**Required work**.
Set out every line bearing the string "examples".

**Data provided**.
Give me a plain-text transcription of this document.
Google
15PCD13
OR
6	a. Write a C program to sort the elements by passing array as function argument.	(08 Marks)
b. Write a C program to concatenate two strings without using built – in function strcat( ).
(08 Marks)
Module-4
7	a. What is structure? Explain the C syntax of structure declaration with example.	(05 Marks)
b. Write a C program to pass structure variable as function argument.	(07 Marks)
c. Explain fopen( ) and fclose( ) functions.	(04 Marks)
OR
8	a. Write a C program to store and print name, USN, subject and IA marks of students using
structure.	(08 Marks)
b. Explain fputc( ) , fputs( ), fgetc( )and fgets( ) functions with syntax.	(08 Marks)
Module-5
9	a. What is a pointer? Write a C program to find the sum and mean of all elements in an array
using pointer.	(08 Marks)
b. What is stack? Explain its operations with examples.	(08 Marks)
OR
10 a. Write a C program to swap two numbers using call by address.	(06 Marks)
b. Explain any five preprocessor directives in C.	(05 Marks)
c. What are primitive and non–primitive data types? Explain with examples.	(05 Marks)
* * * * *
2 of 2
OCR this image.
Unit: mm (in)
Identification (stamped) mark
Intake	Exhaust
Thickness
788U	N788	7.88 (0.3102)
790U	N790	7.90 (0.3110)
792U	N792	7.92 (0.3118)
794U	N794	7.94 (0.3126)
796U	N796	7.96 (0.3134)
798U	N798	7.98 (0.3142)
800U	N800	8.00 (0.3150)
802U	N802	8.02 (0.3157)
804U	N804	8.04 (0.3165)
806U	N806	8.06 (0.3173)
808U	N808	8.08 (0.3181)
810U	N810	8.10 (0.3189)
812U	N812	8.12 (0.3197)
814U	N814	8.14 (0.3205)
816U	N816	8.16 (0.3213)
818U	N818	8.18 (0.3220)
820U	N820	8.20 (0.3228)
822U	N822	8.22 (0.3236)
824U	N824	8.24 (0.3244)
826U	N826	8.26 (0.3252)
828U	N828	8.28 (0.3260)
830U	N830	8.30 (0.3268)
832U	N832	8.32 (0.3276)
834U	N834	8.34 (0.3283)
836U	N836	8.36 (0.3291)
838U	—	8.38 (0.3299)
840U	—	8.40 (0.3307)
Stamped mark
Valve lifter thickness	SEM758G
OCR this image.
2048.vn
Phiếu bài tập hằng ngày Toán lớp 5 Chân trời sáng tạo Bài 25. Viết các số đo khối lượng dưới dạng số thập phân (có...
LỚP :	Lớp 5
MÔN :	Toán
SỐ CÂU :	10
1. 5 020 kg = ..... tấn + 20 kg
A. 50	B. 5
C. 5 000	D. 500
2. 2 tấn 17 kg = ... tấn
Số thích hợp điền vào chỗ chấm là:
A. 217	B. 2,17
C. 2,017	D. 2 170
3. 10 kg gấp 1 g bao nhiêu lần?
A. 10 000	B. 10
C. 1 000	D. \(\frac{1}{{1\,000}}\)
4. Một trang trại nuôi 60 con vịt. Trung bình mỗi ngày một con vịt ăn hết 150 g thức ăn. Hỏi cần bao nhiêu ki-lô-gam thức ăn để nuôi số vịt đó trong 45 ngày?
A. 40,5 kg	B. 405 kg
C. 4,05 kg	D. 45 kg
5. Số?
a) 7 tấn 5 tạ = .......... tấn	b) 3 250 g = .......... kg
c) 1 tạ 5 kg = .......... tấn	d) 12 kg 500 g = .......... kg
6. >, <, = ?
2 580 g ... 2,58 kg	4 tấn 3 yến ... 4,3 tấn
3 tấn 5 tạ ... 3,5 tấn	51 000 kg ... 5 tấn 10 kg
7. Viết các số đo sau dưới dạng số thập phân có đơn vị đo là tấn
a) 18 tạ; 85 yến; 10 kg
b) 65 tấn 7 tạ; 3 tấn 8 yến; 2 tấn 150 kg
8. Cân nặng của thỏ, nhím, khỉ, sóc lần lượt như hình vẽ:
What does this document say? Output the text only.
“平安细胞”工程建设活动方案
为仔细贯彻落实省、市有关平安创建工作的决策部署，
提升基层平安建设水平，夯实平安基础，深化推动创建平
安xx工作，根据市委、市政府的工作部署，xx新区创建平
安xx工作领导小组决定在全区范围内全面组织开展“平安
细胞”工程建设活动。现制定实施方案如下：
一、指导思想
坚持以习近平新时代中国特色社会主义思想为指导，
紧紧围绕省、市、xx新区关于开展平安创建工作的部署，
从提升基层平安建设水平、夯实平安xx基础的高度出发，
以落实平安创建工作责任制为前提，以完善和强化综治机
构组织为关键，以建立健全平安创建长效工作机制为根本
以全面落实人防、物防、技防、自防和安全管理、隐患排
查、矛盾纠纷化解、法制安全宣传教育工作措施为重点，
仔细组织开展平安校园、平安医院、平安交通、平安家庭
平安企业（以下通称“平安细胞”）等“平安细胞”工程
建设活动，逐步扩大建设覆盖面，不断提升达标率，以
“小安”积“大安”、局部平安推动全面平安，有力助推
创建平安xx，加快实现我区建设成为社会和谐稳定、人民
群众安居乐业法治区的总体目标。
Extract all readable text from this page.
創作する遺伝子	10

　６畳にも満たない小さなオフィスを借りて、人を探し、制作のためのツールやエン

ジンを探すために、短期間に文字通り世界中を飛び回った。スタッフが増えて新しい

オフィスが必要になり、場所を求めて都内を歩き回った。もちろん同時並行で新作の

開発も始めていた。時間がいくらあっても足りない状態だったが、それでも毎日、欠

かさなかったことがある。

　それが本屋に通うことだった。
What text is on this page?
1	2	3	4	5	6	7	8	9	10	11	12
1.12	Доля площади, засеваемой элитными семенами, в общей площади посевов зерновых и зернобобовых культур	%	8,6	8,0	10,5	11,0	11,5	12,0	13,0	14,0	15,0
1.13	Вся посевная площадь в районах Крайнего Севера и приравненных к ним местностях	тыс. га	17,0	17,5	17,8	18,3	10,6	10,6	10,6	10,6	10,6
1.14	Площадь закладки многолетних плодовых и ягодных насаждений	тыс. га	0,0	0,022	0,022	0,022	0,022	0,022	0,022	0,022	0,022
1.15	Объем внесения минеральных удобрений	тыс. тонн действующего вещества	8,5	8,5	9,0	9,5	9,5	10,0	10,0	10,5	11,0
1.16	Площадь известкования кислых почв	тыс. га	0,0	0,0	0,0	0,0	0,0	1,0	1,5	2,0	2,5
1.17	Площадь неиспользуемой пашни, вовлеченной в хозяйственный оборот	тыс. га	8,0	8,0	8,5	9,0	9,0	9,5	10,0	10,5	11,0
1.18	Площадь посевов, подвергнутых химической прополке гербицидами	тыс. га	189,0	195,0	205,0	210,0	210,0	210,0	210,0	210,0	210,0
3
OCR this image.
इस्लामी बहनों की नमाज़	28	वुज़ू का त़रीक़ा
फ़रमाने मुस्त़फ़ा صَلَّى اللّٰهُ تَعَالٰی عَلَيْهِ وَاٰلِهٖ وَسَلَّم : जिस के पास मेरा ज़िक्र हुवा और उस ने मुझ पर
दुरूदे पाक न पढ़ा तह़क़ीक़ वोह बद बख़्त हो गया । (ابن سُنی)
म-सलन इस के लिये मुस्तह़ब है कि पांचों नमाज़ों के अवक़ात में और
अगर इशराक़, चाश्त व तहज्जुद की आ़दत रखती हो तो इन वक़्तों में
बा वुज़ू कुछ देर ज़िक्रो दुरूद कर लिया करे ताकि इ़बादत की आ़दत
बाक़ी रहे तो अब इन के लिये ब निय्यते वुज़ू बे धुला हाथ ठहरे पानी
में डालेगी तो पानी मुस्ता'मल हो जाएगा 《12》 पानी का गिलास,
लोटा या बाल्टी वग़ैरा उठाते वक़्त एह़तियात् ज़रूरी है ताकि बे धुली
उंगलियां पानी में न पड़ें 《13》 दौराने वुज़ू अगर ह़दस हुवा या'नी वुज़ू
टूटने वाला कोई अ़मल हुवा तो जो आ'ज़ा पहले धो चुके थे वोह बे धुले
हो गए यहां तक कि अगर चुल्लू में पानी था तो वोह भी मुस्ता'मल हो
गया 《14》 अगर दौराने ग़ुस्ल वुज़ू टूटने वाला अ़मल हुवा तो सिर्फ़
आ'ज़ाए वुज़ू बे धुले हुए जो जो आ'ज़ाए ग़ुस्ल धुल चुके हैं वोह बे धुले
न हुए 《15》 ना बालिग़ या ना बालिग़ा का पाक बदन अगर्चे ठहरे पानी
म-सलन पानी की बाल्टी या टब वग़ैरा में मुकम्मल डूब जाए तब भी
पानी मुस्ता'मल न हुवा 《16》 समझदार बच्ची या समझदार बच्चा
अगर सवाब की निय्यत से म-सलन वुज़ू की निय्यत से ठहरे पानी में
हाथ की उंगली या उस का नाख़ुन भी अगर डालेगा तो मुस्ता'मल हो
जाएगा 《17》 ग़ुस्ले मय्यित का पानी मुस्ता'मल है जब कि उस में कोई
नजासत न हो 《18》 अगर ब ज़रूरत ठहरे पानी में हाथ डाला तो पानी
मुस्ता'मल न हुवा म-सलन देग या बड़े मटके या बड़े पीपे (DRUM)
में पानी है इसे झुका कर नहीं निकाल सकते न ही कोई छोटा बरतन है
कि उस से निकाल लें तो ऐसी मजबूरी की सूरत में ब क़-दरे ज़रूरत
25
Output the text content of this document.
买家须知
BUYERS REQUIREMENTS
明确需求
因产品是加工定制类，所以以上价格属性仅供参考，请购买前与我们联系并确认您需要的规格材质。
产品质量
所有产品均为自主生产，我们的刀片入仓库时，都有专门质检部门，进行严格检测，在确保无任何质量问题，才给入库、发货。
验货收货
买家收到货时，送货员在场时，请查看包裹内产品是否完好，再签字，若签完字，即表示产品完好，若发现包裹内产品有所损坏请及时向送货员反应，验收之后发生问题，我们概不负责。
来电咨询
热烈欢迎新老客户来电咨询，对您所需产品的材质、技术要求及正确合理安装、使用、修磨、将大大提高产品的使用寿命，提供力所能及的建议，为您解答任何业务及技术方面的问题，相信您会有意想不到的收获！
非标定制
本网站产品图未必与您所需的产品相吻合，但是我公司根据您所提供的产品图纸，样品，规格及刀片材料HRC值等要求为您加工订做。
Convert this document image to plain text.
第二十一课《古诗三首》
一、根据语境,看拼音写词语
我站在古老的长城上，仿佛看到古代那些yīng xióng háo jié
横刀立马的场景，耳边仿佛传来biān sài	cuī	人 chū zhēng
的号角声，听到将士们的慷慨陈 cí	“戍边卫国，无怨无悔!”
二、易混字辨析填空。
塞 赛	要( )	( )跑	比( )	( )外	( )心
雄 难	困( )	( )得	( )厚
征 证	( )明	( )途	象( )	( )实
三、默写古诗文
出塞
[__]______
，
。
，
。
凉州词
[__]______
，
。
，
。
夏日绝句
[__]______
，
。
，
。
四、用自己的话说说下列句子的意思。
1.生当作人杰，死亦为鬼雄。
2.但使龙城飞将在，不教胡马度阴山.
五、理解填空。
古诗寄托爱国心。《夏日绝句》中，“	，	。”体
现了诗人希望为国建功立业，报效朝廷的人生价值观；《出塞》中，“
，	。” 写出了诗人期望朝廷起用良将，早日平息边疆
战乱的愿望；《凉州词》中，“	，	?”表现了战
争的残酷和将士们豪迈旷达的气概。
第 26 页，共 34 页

**Exercise result**.
b. What is stack? Explain its operations with examples.	(08 Marks)
c. What are primitive and non–primitive data types? Explain with examples.	(05 Marks)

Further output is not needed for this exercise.